>> START THE INPUT
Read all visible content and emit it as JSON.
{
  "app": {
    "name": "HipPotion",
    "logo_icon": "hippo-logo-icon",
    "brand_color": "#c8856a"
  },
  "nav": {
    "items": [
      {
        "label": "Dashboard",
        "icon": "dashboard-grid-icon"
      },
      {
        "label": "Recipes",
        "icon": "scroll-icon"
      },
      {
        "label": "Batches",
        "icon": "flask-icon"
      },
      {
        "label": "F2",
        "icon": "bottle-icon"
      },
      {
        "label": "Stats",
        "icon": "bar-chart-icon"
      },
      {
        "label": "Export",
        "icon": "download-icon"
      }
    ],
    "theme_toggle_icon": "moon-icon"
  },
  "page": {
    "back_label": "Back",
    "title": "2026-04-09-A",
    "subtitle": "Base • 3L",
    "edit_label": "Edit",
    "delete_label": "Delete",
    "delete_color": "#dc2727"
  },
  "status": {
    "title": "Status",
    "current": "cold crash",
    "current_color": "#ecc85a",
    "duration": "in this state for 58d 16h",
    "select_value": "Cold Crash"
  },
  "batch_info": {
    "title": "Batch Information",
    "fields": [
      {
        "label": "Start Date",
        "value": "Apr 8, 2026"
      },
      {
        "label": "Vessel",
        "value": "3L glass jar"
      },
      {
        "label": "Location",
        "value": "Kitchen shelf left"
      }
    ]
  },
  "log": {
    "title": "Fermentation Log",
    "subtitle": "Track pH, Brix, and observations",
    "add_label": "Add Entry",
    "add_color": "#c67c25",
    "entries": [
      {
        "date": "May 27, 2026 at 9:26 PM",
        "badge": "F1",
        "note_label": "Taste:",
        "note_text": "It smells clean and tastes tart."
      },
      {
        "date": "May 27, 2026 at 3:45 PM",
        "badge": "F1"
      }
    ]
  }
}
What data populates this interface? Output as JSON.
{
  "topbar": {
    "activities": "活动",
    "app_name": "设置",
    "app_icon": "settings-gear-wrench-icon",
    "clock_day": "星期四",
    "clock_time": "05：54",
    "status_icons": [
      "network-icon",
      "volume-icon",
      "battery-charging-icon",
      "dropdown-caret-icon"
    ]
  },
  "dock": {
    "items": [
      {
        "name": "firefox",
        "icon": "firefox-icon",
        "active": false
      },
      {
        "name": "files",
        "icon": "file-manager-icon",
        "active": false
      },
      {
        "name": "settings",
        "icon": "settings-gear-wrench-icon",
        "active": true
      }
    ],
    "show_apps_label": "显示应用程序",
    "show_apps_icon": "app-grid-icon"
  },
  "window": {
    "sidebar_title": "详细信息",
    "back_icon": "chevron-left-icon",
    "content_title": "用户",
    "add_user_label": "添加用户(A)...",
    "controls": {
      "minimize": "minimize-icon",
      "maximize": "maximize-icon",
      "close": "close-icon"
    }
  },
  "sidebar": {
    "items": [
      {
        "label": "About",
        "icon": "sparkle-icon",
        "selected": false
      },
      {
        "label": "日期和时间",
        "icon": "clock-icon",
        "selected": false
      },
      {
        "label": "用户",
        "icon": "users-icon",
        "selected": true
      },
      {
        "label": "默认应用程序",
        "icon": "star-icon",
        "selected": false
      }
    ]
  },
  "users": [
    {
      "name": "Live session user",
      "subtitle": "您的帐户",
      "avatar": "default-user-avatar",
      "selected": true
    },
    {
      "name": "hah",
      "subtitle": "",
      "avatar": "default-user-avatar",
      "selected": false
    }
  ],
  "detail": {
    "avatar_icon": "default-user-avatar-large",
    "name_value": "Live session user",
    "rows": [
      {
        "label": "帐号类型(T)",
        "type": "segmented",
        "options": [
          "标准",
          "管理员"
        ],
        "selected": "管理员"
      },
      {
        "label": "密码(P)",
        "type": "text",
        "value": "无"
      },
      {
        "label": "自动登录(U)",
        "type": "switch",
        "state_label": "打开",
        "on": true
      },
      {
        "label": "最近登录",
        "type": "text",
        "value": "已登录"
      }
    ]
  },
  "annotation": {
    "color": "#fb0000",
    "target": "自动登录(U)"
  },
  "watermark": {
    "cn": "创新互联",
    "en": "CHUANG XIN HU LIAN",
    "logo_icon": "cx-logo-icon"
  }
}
>> END THE INPUT
--- GIVEN TASK ---
Check each line of the records for the word "left", and show the lines that contain it.

--- TASK SOLUTION ---
        "value": "Kitchen shelf left"
    "back_icon": "chevron-left-icon",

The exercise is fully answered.